Work to do:
Rewrite the lines from the one that has "Patent image size: (1020, 1147)." through the one that has "The assist mechanism 2 is at (448, 383).", putting "schematic diagram" in place of "block diagram" and keeping everything else the same.

Stored data entries
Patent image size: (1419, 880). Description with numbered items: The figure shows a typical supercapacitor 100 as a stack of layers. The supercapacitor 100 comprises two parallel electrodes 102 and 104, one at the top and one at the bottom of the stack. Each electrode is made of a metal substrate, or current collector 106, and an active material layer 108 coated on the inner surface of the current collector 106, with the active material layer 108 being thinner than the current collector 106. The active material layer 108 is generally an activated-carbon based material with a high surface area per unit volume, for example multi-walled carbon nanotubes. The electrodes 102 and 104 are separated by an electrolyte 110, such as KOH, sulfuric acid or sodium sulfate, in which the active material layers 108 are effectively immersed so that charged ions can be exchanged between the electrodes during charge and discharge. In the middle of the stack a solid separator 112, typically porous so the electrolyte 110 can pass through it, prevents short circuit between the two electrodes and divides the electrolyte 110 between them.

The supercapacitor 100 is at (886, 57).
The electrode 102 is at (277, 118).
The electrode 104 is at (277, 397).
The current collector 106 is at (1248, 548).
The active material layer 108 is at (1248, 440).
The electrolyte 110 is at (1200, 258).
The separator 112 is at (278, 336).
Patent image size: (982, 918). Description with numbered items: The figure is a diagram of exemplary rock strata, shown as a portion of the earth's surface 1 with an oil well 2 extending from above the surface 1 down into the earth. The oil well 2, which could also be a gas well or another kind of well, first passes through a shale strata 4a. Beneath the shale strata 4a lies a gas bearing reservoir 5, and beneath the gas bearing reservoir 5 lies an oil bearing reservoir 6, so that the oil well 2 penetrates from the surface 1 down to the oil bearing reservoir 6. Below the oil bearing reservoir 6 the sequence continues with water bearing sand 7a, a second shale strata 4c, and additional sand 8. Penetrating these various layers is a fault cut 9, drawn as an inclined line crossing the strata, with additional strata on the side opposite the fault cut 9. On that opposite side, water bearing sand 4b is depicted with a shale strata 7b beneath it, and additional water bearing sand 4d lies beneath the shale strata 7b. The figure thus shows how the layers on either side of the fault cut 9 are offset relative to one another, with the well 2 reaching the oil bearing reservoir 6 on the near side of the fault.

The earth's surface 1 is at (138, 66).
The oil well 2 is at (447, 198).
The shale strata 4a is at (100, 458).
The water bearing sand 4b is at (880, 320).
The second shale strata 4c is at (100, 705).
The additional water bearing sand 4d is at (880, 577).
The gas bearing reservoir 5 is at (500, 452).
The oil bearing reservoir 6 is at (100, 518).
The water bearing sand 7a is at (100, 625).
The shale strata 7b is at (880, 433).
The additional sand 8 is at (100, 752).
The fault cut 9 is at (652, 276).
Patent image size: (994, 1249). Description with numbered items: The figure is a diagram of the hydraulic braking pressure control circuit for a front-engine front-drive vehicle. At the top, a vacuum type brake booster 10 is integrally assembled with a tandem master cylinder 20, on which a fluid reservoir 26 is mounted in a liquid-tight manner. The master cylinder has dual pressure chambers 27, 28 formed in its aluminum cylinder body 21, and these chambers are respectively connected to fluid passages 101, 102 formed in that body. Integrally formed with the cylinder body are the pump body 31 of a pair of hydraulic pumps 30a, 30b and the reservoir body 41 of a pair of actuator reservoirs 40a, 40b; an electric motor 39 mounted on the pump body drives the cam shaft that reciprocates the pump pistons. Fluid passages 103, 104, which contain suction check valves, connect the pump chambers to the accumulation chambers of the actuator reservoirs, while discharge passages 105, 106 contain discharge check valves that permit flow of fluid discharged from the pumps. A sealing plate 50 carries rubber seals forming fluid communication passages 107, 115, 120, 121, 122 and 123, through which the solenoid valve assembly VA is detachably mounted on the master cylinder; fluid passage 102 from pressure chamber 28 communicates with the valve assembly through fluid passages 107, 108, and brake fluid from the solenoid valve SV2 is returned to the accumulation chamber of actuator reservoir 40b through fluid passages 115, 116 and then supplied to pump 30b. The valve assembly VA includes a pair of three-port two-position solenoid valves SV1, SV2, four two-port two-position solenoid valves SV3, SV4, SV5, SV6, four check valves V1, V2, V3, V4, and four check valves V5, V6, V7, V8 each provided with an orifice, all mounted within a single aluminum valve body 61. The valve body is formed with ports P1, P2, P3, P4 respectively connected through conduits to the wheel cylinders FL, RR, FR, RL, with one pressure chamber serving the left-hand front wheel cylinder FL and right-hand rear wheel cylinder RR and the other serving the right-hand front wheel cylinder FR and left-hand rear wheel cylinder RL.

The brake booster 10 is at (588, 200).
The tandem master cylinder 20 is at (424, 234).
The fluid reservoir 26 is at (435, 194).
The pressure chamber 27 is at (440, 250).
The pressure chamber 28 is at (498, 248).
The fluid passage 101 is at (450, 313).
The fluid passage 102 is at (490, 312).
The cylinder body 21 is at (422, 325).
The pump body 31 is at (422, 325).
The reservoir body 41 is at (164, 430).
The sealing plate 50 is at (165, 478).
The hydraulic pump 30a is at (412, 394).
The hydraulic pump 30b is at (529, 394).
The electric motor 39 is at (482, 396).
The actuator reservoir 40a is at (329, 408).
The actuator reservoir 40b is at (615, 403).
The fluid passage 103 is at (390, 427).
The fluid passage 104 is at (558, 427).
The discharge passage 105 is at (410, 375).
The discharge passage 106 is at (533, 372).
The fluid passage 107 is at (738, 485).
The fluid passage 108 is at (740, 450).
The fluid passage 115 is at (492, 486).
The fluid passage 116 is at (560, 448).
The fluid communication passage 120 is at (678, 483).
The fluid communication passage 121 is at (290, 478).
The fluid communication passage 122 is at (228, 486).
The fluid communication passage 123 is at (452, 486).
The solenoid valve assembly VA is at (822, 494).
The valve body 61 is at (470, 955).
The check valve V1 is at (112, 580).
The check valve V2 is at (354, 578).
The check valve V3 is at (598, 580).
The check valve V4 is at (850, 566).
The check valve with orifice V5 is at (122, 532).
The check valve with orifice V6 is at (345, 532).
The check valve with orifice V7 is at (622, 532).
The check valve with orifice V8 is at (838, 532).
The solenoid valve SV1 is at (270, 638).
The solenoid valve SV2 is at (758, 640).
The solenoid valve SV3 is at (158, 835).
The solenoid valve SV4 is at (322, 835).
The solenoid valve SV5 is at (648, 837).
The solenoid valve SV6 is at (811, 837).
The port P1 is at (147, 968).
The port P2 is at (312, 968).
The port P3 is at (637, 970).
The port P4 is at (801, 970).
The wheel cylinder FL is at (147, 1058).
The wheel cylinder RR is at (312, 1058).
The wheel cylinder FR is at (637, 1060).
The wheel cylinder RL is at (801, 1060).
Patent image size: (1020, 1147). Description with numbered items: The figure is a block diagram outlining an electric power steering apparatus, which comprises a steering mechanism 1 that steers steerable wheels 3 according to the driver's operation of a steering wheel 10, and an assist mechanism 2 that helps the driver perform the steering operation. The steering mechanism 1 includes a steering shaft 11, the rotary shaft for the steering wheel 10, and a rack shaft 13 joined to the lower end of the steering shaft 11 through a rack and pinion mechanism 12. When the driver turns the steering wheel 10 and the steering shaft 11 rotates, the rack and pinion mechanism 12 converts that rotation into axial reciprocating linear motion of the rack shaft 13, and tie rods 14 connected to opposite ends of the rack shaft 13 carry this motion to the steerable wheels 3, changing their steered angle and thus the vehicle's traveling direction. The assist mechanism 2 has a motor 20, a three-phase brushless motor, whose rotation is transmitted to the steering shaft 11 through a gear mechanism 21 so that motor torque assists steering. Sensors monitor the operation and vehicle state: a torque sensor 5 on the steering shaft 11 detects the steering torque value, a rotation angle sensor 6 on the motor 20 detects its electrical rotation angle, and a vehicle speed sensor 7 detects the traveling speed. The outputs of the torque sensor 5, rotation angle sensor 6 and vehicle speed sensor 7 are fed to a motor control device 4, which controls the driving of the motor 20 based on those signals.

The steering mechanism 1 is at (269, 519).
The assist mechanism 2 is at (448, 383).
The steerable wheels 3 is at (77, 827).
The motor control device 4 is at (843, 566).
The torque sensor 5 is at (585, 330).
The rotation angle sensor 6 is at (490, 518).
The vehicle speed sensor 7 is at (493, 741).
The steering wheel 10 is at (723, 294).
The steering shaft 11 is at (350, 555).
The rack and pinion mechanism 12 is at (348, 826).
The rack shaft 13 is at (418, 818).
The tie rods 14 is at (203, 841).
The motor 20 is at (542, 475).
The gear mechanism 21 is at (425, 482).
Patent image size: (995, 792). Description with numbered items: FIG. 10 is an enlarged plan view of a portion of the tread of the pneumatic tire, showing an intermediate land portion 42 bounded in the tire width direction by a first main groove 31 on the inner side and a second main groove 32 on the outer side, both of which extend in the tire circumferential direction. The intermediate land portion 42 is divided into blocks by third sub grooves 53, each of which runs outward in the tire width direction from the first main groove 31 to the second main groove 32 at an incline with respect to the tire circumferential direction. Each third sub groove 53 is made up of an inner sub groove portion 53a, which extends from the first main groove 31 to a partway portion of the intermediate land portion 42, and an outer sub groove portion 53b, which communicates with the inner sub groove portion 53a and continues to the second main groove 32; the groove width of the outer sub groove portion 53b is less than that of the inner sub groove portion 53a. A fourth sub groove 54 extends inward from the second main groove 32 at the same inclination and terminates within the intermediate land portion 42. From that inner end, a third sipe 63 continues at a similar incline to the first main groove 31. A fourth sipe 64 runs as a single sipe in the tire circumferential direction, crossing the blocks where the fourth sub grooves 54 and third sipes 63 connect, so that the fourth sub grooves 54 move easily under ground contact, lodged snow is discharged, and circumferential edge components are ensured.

Answer to this problem:
Patent image size: (1020, 1147). Description with numbered items: The figure is a schematic diagram outlining an electric power steering apparatus, which comprises a steering mechanism 1 that steers steerable wheels 3 according to the driver's operation of a steering wheel 10, and an assist mechanism 2 that helps the driver perform the steering operation. The steering mechanism 1 includes a steering shaft 11, the rotary shaft for the steering wheel 10, and a rack shaft 13 joined to the lower end of the steering shaft 11 through a rack and pinion mechanism 12. When the driver turns the steering wheel 10 and the steering shaft 11 rotates, the rack and pinion mechanism 12 converts that rotation into axial reciprocating linear motion of the rack shaft 13, and tie rods 14 connected to opposite ends of the rack shaft 13 carry this motion to the steerable wheels 3, changing their steered angle and thus the vehicle's traveling direction. The assist mechanism 2 has a motor 20, a three-phase brushless motor, whose rotation is transmitted to the steering shaft 11 through a gear mechanism 21 so that motor torque assists steering. Sensors monitor the operation and vehicle state: a torque sensor 5 on the steering shaft 11 detects the steering torque value, a rotation angle sensor 6 on the motor 20 detects its electrical rotation angle, and a vehicle speed sensor 7 detects the traveling speed. The outputs of the torque sensor 5, rotation angle sensor 6 and vehicle speed sensor 7 are fed to a motor control device 4, which controls the driving of the motor 20 based on those signals.

The steering mechanism 1 is at (269, 519).
The assist mechanism 2 is at (448, 383).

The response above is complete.